* GIVEN TASK: Scan the material that follows. Copy every line containing the word "heading".

* DATA SUPPLIED:

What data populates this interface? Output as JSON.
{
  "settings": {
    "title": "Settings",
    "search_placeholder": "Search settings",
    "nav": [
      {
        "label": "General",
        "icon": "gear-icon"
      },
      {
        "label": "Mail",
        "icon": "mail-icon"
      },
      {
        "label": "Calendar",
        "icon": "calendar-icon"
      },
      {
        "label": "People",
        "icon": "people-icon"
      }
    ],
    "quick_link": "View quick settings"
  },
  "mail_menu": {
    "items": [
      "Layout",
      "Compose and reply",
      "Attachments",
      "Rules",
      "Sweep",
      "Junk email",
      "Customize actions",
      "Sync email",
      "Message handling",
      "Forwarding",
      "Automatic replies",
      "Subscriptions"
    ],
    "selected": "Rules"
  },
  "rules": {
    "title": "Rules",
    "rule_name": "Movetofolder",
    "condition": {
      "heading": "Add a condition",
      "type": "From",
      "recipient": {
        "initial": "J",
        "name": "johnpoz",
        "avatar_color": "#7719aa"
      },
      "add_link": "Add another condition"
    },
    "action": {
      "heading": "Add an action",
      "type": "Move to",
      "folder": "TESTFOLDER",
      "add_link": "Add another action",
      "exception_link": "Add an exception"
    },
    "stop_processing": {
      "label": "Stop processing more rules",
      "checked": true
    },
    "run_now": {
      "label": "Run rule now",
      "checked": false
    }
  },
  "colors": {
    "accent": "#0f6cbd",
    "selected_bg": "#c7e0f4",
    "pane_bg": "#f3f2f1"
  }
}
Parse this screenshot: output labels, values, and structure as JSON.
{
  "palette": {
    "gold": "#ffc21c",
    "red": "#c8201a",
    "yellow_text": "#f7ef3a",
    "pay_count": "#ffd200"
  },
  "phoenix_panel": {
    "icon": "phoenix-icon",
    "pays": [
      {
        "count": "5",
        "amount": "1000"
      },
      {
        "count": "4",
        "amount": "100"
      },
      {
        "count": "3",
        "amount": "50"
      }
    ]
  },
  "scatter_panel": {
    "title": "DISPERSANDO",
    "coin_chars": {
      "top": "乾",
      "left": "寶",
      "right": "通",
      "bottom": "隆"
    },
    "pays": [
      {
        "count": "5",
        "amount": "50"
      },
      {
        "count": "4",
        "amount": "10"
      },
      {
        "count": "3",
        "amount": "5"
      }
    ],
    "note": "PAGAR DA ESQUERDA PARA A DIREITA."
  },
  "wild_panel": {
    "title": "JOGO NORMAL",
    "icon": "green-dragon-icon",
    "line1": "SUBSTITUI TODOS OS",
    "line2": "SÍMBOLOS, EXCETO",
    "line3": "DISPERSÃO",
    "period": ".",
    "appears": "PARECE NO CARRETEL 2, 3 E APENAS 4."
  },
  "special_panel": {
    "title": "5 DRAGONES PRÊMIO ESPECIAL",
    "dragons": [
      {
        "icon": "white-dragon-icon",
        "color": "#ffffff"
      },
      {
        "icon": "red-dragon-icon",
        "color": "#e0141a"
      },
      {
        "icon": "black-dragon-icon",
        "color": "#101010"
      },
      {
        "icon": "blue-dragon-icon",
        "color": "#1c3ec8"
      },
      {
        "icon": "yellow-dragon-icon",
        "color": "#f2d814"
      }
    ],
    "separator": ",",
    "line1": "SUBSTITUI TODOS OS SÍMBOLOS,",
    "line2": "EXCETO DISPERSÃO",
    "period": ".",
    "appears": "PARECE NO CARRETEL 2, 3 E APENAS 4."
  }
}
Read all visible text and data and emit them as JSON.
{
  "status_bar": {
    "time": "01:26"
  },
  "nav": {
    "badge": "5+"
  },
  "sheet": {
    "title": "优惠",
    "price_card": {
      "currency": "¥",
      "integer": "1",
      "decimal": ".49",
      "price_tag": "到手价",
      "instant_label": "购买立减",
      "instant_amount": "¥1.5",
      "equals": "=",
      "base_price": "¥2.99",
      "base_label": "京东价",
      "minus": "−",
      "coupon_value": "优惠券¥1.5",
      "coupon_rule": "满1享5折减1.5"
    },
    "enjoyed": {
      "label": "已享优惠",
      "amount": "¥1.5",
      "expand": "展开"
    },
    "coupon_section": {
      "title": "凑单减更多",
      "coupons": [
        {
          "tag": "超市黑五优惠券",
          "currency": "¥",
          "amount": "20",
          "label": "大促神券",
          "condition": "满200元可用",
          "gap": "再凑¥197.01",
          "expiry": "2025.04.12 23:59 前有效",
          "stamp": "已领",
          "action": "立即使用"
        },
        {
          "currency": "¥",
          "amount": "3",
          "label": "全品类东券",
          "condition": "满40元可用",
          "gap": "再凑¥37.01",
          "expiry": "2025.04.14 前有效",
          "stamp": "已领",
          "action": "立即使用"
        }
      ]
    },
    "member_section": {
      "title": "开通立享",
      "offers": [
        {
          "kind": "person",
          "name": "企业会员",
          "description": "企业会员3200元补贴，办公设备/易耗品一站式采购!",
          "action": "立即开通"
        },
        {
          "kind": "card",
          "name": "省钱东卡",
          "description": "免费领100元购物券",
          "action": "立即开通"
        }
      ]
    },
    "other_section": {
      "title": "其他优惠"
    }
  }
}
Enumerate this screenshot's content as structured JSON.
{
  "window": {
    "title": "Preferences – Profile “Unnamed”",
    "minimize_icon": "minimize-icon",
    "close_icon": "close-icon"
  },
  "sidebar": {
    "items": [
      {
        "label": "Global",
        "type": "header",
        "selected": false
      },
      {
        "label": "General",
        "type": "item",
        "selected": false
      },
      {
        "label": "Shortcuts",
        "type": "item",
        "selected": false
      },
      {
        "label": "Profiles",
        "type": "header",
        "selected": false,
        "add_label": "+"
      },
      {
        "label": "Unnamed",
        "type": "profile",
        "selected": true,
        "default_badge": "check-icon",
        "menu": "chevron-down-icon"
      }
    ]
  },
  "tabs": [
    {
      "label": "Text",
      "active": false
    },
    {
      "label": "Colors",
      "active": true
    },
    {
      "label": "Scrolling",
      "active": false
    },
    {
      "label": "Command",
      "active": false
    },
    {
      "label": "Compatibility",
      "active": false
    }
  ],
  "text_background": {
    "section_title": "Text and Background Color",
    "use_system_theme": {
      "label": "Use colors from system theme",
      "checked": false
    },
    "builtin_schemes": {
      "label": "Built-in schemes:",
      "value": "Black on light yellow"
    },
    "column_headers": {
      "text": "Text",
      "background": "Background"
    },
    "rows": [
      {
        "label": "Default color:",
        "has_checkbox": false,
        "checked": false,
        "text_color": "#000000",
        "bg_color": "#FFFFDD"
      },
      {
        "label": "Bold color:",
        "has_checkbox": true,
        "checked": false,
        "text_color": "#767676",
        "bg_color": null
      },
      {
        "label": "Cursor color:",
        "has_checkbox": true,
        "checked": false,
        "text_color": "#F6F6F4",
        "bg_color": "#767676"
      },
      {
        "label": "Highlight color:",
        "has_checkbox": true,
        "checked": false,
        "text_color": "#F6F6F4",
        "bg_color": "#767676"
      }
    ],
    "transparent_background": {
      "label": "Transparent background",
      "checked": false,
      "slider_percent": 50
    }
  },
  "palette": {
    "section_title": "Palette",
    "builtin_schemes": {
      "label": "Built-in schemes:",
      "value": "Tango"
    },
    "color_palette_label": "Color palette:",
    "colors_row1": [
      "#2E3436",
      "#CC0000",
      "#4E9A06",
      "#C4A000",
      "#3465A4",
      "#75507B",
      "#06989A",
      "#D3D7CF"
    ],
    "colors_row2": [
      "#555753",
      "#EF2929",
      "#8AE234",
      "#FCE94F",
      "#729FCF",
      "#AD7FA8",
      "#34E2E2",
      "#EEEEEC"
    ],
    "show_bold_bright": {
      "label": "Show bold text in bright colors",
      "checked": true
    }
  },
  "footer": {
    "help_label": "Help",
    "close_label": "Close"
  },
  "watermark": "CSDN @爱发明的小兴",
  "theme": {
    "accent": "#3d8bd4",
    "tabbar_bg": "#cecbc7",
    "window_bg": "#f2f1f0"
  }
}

* ANSWER TO THIS EXERCISE:
      "heading": "Add a condition",
      "heading": "Add an action",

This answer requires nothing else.